▸ **Data listing**
____

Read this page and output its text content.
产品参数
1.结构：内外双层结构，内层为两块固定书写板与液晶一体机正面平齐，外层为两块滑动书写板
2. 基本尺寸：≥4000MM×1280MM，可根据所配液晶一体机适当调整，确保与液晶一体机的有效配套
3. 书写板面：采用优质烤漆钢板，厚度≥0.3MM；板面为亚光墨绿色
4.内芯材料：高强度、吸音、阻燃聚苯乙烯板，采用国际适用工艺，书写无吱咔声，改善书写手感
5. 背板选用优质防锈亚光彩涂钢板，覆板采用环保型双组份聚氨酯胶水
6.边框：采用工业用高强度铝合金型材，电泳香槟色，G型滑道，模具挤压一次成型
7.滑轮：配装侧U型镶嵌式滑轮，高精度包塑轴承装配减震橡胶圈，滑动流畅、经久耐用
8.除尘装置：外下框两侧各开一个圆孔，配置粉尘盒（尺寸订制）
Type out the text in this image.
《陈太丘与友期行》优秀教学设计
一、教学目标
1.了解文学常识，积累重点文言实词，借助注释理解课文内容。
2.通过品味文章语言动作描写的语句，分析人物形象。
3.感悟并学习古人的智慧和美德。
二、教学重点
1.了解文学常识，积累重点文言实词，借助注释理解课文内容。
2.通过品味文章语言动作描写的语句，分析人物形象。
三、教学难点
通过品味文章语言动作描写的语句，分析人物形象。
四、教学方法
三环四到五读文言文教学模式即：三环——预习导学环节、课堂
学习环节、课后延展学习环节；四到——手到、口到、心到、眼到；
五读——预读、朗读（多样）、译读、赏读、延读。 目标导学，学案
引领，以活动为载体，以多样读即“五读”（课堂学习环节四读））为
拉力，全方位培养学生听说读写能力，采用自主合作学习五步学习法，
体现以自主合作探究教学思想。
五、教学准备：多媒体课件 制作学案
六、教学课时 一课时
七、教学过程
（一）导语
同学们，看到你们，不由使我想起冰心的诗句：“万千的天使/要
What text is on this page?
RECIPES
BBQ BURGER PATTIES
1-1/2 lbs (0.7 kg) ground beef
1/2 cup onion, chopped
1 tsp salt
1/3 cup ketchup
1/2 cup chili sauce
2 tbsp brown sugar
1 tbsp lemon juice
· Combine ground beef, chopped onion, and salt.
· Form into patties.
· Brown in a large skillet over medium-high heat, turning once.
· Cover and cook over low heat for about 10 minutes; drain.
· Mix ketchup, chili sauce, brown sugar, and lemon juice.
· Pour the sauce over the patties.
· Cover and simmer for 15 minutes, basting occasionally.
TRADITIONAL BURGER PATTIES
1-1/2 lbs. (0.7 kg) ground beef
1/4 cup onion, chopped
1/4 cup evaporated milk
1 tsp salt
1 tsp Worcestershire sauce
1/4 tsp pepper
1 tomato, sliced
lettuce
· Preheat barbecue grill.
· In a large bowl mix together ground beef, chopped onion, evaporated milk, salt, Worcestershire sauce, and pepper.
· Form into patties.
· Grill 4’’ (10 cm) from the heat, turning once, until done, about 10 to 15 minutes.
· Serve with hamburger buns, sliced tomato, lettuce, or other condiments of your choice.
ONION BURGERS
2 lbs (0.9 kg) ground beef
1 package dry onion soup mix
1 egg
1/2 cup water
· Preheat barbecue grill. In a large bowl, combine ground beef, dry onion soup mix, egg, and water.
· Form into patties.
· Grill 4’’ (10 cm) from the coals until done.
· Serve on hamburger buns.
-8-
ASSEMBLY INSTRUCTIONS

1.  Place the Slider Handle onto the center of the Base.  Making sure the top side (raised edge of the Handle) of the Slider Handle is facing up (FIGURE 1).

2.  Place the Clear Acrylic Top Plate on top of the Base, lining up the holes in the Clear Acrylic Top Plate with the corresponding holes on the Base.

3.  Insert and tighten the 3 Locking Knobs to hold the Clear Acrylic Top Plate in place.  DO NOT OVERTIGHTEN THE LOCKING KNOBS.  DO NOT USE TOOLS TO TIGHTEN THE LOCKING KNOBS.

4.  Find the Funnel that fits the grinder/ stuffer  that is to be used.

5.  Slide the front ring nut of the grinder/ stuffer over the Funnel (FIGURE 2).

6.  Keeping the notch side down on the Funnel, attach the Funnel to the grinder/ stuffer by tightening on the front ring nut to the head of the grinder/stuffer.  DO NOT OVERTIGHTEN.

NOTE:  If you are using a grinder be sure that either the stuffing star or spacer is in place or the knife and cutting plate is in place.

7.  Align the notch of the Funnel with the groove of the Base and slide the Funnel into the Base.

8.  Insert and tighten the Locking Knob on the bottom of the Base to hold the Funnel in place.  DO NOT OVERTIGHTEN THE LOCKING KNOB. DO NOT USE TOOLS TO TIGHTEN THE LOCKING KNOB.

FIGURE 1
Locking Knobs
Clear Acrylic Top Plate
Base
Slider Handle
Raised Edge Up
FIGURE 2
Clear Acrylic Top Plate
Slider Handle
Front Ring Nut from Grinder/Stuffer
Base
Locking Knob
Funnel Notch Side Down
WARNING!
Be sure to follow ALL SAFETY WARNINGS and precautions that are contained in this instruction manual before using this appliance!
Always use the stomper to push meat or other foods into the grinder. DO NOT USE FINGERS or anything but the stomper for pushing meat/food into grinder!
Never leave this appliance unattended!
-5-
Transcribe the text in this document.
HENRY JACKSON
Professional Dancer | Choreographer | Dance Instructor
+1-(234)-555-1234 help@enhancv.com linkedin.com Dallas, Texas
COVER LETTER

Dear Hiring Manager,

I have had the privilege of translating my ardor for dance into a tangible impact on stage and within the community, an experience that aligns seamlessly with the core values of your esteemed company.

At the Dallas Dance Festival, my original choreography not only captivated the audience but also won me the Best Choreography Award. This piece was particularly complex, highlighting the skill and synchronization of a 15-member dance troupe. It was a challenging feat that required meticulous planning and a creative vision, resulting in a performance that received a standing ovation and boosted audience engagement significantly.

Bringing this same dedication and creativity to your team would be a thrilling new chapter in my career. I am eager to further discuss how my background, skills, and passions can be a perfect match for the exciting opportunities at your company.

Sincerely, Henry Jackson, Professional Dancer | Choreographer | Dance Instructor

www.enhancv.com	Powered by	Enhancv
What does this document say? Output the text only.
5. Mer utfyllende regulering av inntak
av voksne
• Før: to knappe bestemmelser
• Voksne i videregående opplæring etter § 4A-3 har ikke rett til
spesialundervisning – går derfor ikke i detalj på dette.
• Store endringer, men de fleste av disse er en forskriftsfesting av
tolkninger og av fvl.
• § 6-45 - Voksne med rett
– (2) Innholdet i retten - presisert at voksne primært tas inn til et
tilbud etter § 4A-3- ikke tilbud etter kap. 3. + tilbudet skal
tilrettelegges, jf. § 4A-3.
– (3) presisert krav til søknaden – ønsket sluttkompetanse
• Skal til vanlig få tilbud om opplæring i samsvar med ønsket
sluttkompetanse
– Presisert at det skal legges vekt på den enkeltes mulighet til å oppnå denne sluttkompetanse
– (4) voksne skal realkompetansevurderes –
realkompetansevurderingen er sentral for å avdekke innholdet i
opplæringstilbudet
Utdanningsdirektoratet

____

▸ **Written exercise**
Please restate the records in full, word for word.

▸ **Task response**
Read this page and output its text content.
产品参数
1.结构：内外双层结构，内层为两块固定书写板与液晶一体机正面平齐，外层为两块滑动书写板
2. 基本尺寸：≥4000MM×1280MM，可根据所配液晶一体机适当调整，确保与液晶一体机的有效配套
3. 书写板面：采用优质烤漆钢板，厚度≥0.3MM；板面为亚光墨绿色
4.内芯材料：高强度、吸音、阻燃聚苯乙烯板，采用国际适用工艺，书写无吱咔声，改善书写手感
5. 背板选用优质防锈亚光彩涂钢板，覆板采用环保型双组份聚氨酯胶水
6.边框：采用工业用高强度铝合金型材，电泳香槟色，G型滑道，模具挤压一次成型
7.滑轮：配装侧U型镶嵌式滑轮，高精度包塑轴承装配减震橡胶圈，滑动流畅、经久耐用
8.除尘装置：外下框两侧各开一个圆孔，配置粉尘盒（尺寸订制）
Type out the text in this image.
《陈太丘与友期行》优秀教学设计
一、教学目标
1.了解文学常识，积累重点文言实词，借助注释理解课文内容。
2.通过品味文章语言动作描写的语句，分析人物形象。
3.感悟并学习古人的智慧和美德。
二、教学重点
1.了解文学常识，积累重点文言实词，借助注释理解课文内容。
2.通过品味文章语言动作描写的语句，分析人物形象。
三、教学难点
通过品味文章语言动作描写的语句，分析人物形象。
四、教学方法
三环四到五读文言文教学模式即：三环——预习导学环节、课堂
学习环节、课后延展学习环节；四到——手到、口到、心到、眼到；
五读——预读、朗读（多样）、译读、赏读、延读。 目标导学，学案
引领，以活动为载体，以多样读即“五读”（课堂学习环节四读））为
拉力，全方位培养学生听说读写能力，采用自主合作学习五步学习法，
体现以自主合作探究教学思想。
五、教学准备：多媒体课件 制作学案
六、教学课时 一课时
七、教学过程
（一）导语
同学们，看到你们，不由使我想起冰心的诗句：“万千的天使/要
What text is on this page?
RECIPES
BBQ BURGER PATTIES
1-1/2 lbs (0.7 kg) ground beef
1/2 cup onion, chopped
1 tsp salt
1/3 cup ketchup
1/2 cup chili sauce
2 tbsp brown sugar
1 tbsp lemon juice
· Combine ground beef, chopped onion, and salt.
· Form into patties.
· Brown in a large skillet over medium-high heat, turning once.
· Cover and cook over low heat for about 10 minutes; drain.
· Mix ketchup, chili sauce, brown sugar, and lemon juice.
· Pour the sauce over the patties.
· Cover and simmer for 15 minutes, basting occasionally.
TRADITIONAL BURGER PATTIES
1-1/2 lbs. (0.7 kg) ground beef
1/4 cup onion, chopped
1/4 cup evaporated milk
1 tsp salt
1 tsp Worcestershire sauce
1/4 tsp pepper
1 tomato, sliced
lettuce
· Preheat barbecue grill.
· In a large bowl mix together ground beef, chopped onion, evaporated milk, salt, Worcestershire sauce, and pepper.
· Form into patties.
· Grill 4’’ (10 cm) from the heat, turning once, until done, about 10 to 15 minutes.
· Serve with hamburger buns, sliced tomato, lettuce, or other condiments of your choice.
ONION BURGERS
2 lbs (0.9 kg) ground beef
1 package dry onion soup mix
1 egg
1/2 cup water
· Preheat barbecue grill. In a large bowl, combine ground beef, dry onion soup mix, egg, and water.
· Form into patties.
· Grill 4’’ (10 cm) from the coals until done.
· Serve on hamburger buns.
-8-
ASSEMBLY INSTRUCTIONS

1.  Place the Slider Handle onto the center of the Base.  Making sure the top side (raised edge of the Handle) of the Slider Handle is facing up (FIGURE 1).

2.  Place the Clear Acrylic Top Plate on top of the Base, lining up the holes in the Clear Acrylic Top Plate with the corresponding holes on the Base.

3.  Insert and tighten the 3 Locking Knobs to hold the Clear Acrylic Top Plate in place.  DO NOT OVERTIGHTEN THE LOCKING KNOBS.  DO NOT USE TOOLS TO TIGHTEN THE LOCKING KNOBS.

4.  Find the Funnel that fits the grinder/ stuffer  that is to be used.

5.  Slide the front ring nut of the grinder/ stuffer over the Funnel (FIGURE 2).

6.  Keeping the notch side down on the Funnel, attach the Funnel to the grinder/ stuffer by tightening on the front ring nut to the head of the grinder/stuffer.  DO NOT OVERTIGHTEN.

NOTE:  If you are using a grinder be sure that either the stuffing star or spacer is in place or the knife and cutting plate is in place.

7.  Align the notch of the Funnel with the groove of the Base and slide the Funnel into the Base.

8.  Insert and tighten the Locking Knob on the bottom of the Base to hold the Funnel in place.  DO NOT OVERTIGHTEN THE LOCKING KNOB. DO NOT USE TOOLS TO TIGHTEN THE LOCKING KNOB.

FIGURE 1
Locking Knobs
Clear Acrylic Top Plate
Base
Slider Handle
Raised Edge Up
FIGURE 2
Clear Acrylic Top Plate
Slider Handle
Front Ring Nut from Grinder/Stuffer
Base
Locking Knob
Funnel Notch Side Down
WARNING!
Be sure to follow ALL SAFETY WARNINGS and precautions that are contained in this instruction manual before using this appliance!
Always use the stomper to push meat or other foods into the grinder. DO NOT USE FINGERS or anything but the stomper for pushing meat/food into grinder!
Never leave this appliance unattended!
-5-
Transcribe the text in this document.
HENRY JACKSON
Professional Dancer | Choreographer | Dance Instructor
+1-(234)-555-1234 help@enhancv.com linkedin.com Dallas, Texas
COVER LETTER

Dear Hiring Manager,

I have had the privilege of translating my ardor for dance into a tangible impact on stage and within the community, an experience that aligns seamlessly with the core values of your esteemed company.

At the Dallas Dance Festival, my original choreography not only captivated the audience but also won me the Best Choreography Award. This piece was particularly complex, highlighting the skill and synchronization of a 15-member dance troupe. It was a challenging feat that required meticulous planning and a creative vision, resulting in a performance that received a standing ovation and boosted audience engagement significantly.

Bringing this same dedication and creativity to your team would be a thrilling new chapter in my career. I am eager to further discuss how my background, skills, and passions can be a perfect match for the exciting opportunities at your company.

Sincerely, Henry Jackson, Professional Dancer | Choreographer | Dance Instructor

www.enhancv.com	Powered by	Enhancv
What does this document say? Output the text only.
5. Mer utfyllende regulering av inntak
av voksne
• Før: to knappe bestemmelser
• Voksne i videregående opplæring etter § 4A-3 har ikke rett til
spesialundervisning – går derfor ikke i detalj på dette.
• Store endringer, men de fleste av disse er en forskriftsfesting av
tolkninger og av fvl.
• § 6-45 - Voksne med rett
– (2) Innholdet i retten - presisert at voksne primært tas inn til et
tilbud etter § 4A-3- ikke tilbud etter kap. 3. + tilbudet skal
tilrettelegges, jf. § 4A-3.
– (3) presisert krav til søknaden – ønsket sluttkompetanse
• Skal til vanlig få tilbud om opplæring i samsvar med ønsket
sluttkompetanse
– Presisert at det skal legges vekt på den enkeltes mulighet til å oppnå denne sluttkompetanse
– (4) voksne skal realkompetansevurderes –
realkompetansevurderingen er sentral for å avdekke innholdet i
opplæringstilbudet
Utdanningsdirektoratet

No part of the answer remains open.